Exercise goal = Give the count of lines in the data that include "triangle", with no other words.

(Stored data entries)

== == ==

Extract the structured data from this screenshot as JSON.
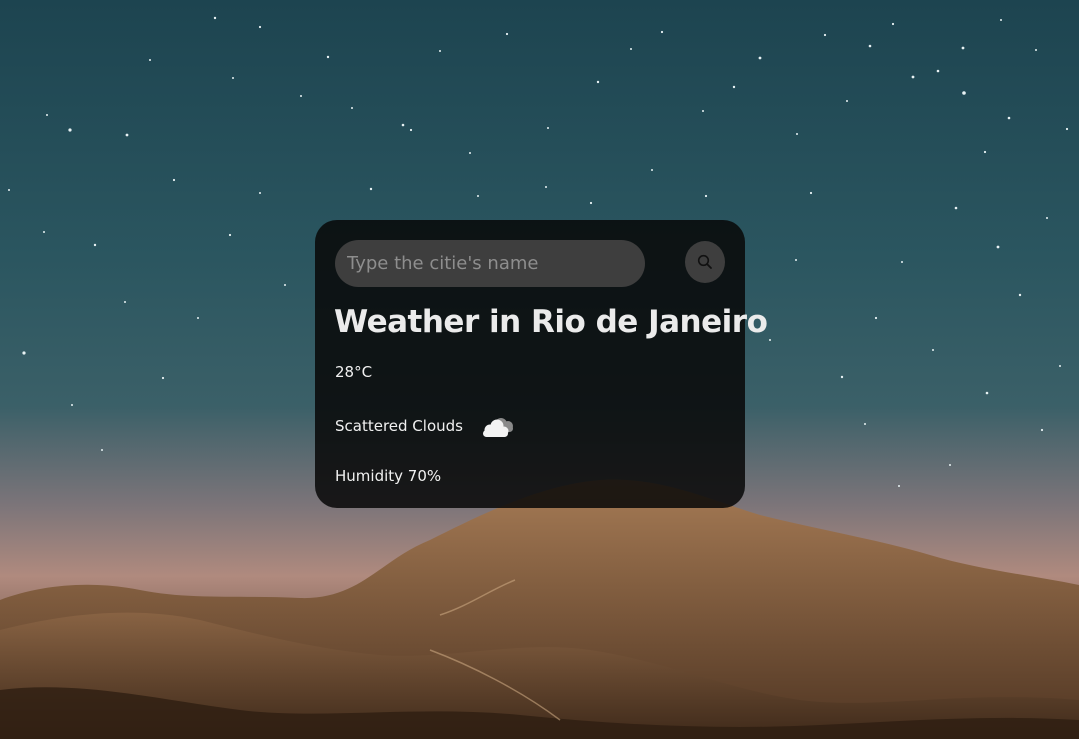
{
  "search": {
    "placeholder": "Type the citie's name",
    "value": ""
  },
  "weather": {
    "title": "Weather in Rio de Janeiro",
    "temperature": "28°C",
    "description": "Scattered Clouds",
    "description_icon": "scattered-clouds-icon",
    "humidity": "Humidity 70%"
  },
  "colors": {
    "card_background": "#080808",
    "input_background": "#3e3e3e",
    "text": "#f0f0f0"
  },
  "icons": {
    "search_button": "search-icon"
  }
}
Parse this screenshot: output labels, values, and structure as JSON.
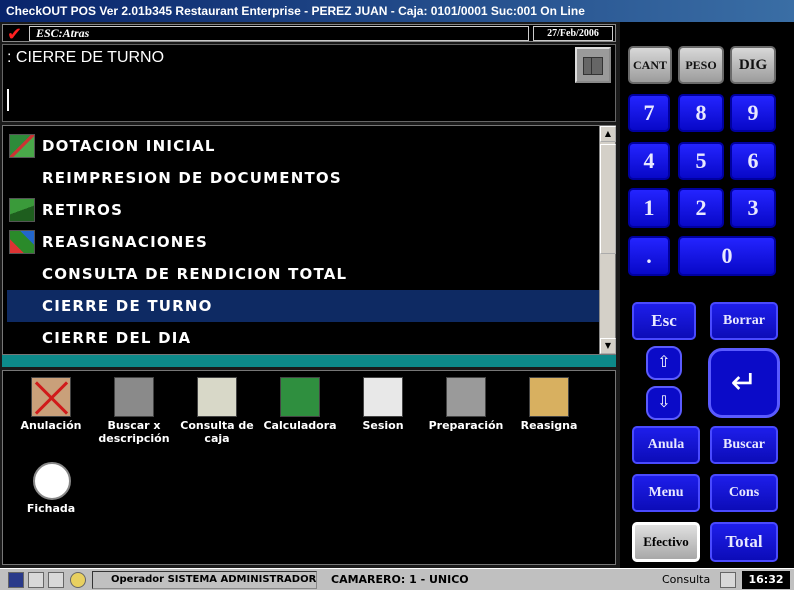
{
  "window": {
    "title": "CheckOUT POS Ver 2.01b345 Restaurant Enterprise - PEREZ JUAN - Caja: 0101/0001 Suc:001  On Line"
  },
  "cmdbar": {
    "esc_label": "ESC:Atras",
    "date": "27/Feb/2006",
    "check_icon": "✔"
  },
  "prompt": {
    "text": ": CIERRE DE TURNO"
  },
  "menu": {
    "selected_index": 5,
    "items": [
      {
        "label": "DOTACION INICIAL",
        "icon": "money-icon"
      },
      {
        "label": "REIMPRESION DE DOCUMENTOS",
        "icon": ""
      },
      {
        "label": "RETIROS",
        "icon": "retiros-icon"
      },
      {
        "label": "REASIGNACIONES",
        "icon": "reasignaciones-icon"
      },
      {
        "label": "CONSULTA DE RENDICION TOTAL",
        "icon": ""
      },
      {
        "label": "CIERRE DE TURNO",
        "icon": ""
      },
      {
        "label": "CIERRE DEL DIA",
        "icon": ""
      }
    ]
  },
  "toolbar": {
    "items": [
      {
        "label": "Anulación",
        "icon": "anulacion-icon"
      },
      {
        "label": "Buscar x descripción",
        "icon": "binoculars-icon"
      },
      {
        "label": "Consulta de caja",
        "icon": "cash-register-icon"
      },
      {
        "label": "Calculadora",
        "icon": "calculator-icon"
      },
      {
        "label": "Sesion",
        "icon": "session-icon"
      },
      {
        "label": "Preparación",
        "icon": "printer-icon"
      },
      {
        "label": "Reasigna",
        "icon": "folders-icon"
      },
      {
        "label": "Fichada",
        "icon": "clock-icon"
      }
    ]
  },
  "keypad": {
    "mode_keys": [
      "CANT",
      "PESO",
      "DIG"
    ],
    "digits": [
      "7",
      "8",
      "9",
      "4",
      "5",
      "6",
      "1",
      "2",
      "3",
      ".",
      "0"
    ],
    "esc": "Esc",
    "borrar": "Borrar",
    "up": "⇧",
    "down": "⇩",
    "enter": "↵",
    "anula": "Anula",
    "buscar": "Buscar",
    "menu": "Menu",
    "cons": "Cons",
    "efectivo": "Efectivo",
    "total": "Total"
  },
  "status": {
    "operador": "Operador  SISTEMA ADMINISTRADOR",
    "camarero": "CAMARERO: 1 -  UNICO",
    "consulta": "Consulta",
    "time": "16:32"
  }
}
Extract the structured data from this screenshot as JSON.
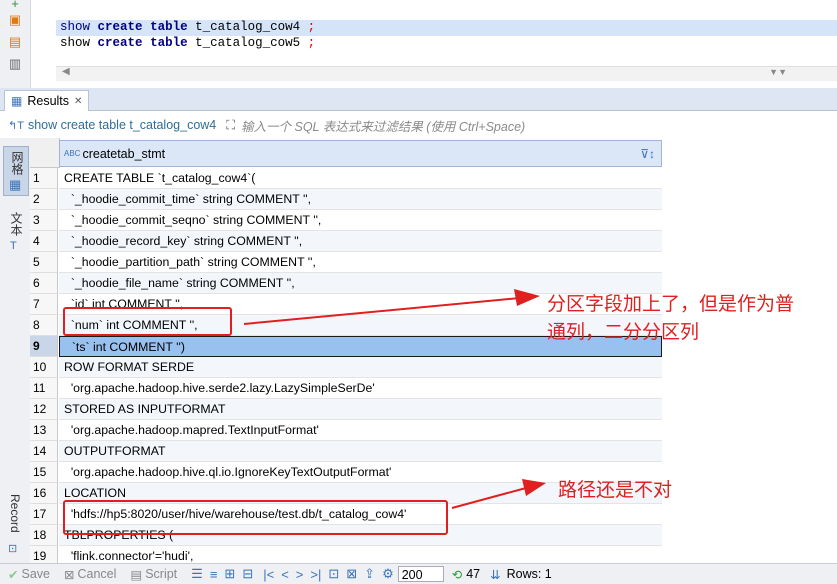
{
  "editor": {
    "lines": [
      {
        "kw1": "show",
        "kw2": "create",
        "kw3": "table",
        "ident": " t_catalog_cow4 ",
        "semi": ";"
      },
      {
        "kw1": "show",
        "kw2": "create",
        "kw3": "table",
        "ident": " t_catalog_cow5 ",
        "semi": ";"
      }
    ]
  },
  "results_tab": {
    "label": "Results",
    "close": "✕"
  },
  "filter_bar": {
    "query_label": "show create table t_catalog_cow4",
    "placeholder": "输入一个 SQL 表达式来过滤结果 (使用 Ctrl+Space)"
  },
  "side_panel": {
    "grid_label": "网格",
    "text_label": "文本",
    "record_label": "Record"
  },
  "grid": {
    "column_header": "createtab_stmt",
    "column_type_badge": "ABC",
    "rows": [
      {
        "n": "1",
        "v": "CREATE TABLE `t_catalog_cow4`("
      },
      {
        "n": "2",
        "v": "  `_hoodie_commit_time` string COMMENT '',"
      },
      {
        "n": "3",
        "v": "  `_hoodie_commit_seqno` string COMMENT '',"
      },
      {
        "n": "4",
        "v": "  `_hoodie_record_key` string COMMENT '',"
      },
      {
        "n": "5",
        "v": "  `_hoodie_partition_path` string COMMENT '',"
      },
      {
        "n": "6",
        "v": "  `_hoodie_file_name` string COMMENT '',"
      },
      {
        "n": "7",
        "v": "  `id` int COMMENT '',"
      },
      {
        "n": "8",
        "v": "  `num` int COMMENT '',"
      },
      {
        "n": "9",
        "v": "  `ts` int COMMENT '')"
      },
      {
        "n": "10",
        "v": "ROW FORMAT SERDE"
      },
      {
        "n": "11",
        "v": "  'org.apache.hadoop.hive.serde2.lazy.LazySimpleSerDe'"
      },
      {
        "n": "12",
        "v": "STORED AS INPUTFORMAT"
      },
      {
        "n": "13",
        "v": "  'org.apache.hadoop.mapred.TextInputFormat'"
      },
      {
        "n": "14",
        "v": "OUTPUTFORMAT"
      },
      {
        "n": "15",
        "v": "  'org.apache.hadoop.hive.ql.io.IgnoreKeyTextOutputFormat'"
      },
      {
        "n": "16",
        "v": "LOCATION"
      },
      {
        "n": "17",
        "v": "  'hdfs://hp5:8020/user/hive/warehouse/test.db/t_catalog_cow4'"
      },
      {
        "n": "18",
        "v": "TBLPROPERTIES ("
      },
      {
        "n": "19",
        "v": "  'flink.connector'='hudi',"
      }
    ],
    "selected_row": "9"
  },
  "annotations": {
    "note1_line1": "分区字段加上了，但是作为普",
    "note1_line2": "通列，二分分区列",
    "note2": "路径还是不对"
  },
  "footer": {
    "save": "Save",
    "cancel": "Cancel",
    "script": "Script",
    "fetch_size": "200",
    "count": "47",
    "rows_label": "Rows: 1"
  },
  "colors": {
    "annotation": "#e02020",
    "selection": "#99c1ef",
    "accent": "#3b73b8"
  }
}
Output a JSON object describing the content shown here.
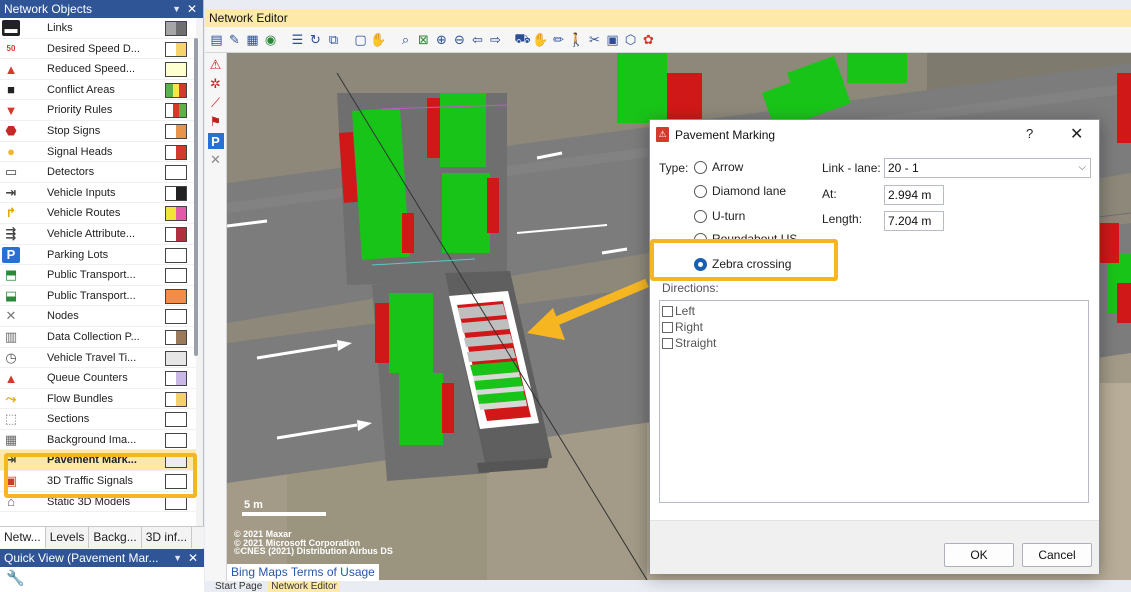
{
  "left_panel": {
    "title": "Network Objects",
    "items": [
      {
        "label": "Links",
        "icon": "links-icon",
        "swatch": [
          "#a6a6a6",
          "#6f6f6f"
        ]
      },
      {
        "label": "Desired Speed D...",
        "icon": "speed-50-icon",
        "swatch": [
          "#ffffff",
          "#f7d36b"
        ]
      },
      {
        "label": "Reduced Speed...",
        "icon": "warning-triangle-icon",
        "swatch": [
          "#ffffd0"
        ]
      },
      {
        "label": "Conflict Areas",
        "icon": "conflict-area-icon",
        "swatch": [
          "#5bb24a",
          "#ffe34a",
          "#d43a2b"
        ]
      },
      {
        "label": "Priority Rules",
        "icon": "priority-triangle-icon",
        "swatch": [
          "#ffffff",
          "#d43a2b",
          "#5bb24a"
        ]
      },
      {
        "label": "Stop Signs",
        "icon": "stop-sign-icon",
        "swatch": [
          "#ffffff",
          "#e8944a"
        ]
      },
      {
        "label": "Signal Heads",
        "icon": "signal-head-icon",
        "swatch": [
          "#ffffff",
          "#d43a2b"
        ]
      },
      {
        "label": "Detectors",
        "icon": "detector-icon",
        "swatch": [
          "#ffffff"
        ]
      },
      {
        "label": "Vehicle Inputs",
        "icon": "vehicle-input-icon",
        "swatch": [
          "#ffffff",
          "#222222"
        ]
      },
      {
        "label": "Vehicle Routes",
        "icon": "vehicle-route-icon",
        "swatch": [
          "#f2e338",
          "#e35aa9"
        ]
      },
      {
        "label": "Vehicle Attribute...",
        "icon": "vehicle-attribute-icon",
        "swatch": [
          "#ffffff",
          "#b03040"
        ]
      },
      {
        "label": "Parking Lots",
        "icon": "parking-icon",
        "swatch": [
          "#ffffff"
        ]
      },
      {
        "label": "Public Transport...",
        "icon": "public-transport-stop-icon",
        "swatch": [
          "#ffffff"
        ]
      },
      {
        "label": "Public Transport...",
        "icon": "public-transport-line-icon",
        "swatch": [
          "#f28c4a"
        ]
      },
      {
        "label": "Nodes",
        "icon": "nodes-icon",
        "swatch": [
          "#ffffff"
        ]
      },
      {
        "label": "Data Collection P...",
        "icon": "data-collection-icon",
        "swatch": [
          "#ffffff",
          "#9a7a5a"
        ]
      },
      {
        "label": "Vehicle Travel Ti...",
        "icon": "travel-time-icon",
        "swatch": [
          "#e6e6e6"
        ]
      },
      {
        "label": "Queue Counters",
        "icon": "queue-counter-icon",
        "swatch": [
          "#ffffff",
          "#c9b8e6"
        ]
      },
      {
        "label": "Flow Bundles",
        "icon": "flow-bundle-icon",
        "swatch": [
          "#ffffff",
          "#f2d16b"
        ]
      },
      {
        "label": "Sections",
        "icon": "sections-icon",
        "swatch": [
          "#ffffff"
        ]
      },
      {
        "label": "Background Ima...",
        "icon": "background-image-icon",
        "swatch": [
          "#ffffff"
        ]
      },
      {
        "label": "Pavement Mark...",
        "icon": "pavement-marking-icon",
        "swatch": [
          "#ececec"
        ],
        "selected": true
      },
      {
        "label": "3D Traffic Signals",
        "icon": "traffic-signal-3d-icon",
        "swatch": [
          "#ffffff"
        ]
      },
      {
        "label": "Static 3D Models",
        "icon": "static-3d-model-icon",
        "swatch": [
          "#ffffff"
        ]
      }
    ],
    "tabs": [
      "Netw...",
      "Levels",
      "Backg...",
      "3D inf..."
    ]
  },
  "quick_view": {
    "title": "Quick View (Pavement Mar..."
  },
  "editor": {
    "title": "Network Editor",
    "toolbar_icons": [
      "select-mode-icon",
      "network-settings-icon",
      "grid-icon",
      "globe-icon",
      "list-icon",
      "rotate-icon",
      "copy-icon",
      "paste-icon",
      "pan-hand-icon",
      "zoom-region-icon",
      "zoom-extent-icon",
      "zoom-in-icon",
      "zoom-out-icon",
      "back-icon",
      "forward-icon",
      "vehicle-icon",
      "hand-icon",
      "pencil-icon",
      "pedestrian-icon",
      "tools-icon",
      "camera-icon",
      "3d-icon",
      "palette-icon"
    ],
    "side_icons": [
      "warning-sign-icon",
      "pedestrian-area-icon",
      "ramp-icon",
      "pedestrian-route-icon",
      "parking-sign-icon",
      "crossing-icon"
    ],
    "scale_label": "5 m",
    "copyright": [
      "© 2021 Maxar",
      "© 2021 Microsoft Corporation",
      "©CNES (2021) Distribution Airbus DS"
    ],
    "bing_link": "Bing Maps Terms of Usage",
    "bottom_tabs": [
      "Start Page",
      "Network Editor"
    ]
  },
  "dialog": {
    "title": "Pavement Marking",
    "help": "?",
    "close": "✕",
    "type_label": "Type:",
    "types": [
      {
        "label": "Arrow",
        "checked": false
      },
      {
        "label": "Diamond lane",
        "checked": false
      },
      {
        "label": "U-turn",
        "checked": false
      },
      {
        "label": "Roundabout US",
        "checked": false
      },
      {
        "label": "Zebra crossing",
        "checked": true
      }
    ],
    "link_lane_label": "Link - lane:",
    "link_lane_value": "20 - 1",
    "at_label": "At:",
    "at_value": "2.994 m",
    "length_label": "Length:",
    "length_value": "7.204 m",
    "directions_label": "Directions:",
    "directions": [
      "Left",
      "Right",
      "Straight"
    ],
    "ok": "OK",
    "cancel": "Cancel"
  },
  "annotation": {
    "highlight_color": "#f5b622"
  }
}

== == ==

Response to this exercise = 2